### Given task
From the listing that follows, extract every line and set it down unaltered.

### Recorded data
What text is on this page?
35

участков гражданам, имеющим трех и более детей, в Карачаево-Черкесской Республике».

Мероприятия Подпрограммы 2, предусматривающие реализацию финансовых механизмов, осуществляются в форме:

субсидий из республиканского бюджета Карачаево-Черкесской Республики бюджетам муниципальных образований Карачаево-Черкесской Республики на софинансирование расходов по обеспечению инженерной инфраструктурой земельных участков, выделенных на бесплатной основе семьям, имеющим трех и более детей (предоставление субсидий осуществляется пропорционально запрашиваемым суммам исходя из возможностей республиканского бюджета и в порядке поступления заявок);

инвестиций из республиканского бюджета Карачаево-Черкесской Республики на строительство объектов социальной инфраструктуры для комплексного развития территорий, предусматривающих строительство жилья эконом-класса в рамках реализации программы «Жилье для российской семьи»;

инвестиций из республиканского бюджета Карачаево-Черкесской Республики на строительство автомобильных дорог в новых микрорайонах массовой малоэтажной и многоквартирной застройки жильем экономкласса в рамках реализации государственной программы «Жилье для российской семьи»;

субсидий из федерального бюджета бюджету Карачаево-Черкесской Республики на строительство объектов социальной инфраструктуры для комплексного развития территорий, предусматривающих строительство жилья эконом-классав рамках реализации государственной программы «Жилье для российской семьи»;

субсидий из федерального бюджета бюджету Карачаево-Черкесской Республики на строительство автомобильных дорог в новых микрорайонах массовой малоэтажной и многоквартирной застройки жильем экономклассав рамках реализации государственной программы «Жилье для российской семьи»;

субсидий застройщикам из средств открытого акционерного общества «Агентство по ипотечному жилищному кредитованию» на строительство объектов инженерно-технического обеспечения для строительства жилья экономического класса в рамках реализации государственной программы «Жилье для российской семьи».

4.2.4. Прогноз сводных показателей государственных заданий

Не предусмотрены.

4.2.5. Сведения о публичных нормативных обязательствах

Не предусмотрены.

### Task output
What text is on this page?
35

участков гражданам, имеющим трех и более детей, в Карачаево-Черкесской Республике».

Мероприятия Подпрограммы 2, предусматривающие реализацию финансовых механизмов, осуществляются в форме:

субсидий из республиканского бюджета Карачаево-Черкесской Республики бюджетам муниципальных образований Карачаево-Черкесской Республики на софинансирование расходов по обеспечению инженерной инфраструктурой земельных участков, выделенных на бесплатной основе семьям, имеющим трех и более детей (предоставление субсидий осуществляется пропорционально запрашиваемым суммам исходя из возможностей республиканского бюджета и в порядке поступления заявок);

инвестиций из республиканского бюджета Карачаево-Черкесской Республики на строительство объектов социальной инфраструктуры для комплексного развития территорий, предусматривающих строительство жилья эконом-класса в рамках реализации программы «Жилье для российской семьи»;

инвестиций из республиканского бюджета Карачаево-Черкесской Республики на строительство автомобильных дорог в новых микрорайонах массовой малоэтажной и многоквартирной застройки жильем экономкласса в рамках реализации государственной программы «Жилье для российской семьи»;

субсидий из федерального бюджета бюджету Карачаево-Черкесской Республики на строительство объектов социальной инфраструктуры для комплексного развития территорий, предусматривающих строительство жилья эконом-классав рамках реализации государственной программы «Жилье для российской семьи»;

субсидий из федерального бюджета бюджету Карачаево-Черкесской Республики на строительство автомобильных дорог в новых микрорайонах массовой малоэтажной и многоквартирной застройки жильем экономклассав рамках реализации государственной программы «Жилье для российской семьи»;

субсидий застройщикам из средств открытого акционерного общества «Агентство по ипотечному жилищному кредитованию» на строительство объектов инженерно-технического обеспечения для строительства жилья экономического класса в рамках реализации государственной программы «Жилье для российской семьи».

4.2.4. Прогноз сводных показателей государственных заданий

Не предусмотрены.

4.2.5. Сведения о публичных нормативных обязательствах

Не предусмотрены.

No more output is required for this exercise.